SET TASK
Copy the stretch of the dentistry career passage from "At first, I" through "something else is." word for word.

start DOCUMENT PASSAGE

I encouraged them to explore different paths in dentistry like I did. They followed my advice, and they found the path out.
At first, I was disappointed; I thought they gave up too easily. I thought I failed them as a mentor. Then, I thought, I support my friends when they break up with their partners, and I should support my friends who are breaking up with dentistry.
It’s not an easy decision to leave dentistry after working hard to get into dental school, paying off debt, and feeling society’s pressure to stay in the profession. If you feel in your heart that you’ll be happier doing something else, then leave, even if you don’t know what that something else is.
How about the rest of us? Some of us love dentistry, while some of us put up with dentistry. We love it just enough not to leave because there isn’t anything else we love. Sounds like some marriages. What should we do if we lost that loving feeling with dentistry?
Talk about it. Write about it. Get help. Talk to other dentists and feel better knowing you are not alone. Learn how they reignited their passion with dentistry. Write down what you would like your perfect day to look like and figure out how to make that happen. Call the Members’ Assistance Program at 1-844-578-4040. It’s free counseling for dentists through your provincial dental association. If you continue to be a dentist from this day forward, make it for better, not worse. Wishing you a lifetime of happiness.

end DOCUMENT PASSAGE
start DATA ROWS

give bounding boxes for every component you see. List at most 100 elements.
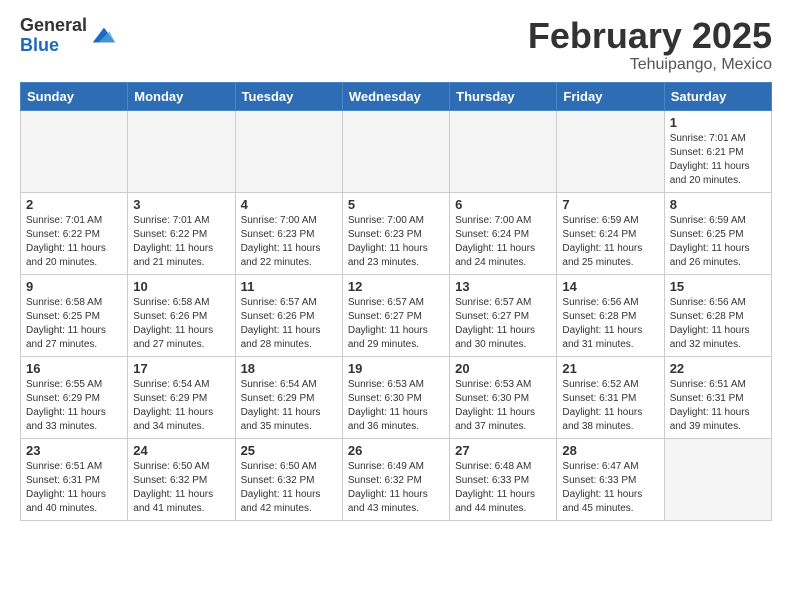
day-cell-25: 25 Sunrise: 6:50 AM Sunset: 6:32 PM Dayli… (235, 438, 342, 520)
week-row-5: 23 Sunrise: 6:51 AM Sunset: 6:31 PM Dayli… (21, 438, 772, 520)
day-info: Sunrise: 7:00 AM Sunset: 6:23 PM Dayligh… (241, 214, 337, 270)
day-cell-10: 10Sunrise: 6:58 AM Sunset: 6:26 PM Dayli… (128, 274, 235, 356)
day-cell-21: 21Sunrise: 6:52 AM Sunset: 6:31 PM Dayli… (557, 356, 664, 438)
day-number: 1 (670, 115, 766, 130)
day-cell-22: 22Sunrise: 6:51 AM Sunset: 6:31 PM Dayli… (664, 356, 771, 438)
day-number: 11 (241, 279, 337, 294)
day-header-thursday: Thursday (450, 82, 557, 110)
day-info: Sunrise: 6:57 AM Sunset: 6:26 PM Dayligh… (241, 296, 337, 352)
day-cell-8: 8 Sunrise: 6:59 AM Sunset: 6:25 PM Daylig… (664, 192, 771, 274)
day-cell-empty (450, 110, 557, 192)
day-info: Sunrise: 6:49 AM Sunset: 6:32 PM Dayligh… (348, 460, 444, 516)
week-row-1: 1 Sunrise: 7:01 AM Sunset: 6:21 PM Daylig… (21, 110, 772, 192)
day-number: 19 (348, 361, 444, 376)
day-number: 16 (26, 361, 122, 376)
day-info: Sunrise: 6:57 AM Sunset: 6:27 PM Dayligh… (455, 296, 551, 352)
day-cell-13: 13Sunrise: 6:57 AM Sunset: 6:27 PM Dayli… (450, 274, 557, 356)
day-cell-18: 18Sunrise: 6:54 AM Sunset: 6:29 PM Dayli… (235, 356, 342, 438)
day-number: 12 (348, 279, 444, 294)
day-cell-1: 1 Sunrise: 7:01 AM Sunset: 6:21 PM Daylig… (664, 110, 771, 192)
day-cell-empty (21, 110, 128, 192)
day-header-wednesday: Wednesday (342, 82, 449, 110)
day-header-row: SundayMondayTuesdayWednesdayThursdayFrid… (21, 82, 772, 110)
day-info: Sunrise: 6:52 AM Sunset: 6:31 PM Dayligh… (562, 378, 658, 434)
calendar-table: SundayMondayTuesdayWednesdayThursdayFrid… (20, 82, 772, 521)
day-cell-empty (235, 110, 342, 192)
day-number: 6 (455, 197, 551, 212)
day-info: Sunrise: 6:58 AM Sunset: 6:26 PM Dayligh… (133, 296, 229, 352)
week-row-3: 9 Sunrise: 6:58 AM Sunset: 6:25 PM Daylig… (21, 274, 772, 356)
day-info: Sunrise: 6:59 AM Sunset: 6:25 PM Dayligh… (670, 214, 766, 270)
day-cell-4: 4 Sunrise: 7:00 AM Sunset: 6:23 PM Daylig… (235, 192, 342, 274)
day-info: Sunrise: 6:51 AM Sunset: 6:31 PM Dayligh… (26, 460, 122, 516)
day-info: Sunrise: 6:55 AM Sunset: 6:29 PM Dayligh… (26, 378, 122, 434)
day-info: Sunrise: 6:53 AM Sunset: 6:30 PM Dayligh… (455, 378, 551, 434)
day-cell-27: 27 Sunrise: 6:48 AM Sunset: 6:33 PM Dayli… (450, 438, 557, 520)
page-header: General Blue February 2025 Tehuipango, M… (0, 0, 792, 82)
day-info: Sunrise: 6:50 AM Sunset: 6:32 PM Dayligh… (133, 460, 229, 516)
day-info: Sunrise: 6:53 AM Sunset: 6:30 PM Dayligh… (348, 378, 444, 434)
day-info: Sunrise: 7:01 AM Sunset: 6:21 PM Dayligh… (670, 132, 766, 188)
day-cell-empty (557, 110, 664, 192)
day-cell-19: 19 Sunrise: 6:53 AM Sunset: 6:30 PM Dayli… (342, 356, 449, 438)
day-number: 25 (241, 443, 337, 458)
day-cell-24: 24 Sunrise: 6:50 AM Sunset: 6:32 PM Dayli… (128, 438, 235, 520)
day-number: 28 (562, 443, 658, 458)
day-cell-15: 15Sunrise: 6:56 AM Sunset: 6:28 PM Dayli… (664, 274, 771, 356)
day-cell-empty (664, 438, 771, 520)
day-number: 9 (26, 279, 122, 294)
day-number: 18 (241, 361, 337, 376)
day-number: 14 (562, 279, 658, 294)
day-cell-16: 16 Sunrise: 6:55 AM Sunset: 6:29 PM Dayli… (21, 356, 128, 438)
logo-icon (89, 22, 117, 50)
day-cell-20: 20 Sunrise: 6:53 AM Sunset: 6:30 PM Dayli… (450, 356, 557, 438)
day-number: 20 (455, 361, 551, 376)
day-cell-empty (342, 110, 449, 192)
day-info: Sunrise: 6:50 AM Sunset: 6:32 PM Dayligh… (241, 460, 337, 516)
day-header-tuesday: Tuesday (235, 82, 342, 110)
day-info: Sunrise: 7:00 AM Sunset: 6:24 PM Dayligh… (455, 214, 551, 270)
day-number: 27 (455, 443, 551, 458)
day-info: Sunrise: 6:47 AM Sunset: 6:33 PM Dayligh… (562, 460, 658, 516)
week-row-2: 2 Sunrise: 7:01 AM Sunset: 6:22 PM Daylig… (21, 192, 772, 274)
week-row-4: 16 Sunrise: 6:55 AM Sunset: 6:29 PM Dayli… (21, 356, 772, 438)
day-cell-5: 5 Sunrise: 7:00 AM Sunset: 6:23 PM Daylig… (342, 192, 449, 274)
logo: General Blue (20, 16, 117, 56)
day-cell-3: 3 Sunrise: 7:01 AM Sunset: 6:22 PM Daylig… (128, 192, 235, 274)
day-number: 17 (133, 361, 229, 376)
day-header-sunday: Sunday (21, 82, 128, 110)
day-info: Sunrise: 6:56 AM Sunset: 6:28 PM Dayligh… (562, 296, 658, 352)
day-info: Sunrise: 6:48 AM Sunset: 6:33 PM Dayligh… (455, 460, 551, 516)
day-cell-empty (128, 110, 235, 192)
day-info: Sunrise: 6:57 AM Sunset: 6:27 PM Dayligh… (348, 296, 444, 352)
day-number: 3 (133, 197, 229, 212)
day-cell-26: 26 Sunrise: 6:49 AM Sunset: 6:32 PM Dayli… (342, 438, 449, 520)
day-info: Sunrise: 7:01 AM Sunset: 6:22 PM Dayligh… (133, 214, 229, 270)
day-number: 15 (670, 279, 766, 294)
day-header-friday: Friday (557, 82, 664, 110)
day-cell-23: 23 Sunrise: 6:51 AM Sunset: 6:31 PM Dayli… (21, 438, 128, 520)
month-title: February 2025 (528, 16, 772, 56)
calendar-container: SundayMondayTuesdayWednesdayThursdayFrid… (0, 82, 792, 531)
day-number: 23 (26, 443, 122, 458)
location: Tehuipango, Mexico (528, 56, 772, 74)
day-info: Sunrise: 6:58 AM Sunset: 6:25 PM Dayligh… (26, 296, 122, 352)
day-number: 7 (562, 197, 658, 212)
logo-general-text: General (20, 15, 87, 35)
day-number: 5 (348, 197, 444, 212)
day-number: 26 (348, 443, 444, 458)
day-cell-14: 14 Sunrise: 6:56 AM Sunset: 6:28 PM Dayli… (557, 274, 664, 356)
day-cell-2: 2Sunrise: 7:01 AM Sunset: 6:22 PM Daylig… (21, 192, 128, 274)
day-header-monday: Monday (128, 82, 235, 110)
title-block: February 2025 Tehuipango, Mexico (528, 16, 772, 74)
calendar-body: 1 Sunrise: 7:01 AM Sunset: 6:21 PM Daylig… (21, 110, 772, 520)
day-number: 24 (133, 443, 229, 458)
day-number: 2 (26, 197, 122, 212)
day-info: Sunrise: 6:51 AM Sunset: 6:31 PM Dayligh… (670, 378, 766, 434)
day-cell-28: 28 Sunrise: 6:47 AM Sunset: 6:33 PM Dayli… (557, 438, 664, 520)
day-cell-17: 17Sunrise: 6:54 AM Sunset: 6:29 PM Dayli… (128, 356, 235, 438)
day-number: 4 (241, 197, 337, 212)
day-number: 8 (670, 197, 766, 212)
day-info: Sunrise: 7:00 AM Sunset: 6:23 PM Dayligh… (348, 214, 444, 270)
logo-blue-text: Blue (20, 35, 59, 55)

end DATA ROWS

RESULT FOR THIS TASK
At first, I was disappointed; I thought they gave up too easily. I thought I failed them as a mentor. Then, I thought, I support my friends when they break up with their partners, and I should support my friends who are breaking up with dentistry.
It’s not an easy decision to leave dentistry after working hard to get into dental school, paying off debt, and feeling society’s pressure to stay in the profession. If you feel in your heart that you’ll be happier doing something else, then leave, even if you don’t know what that something else is.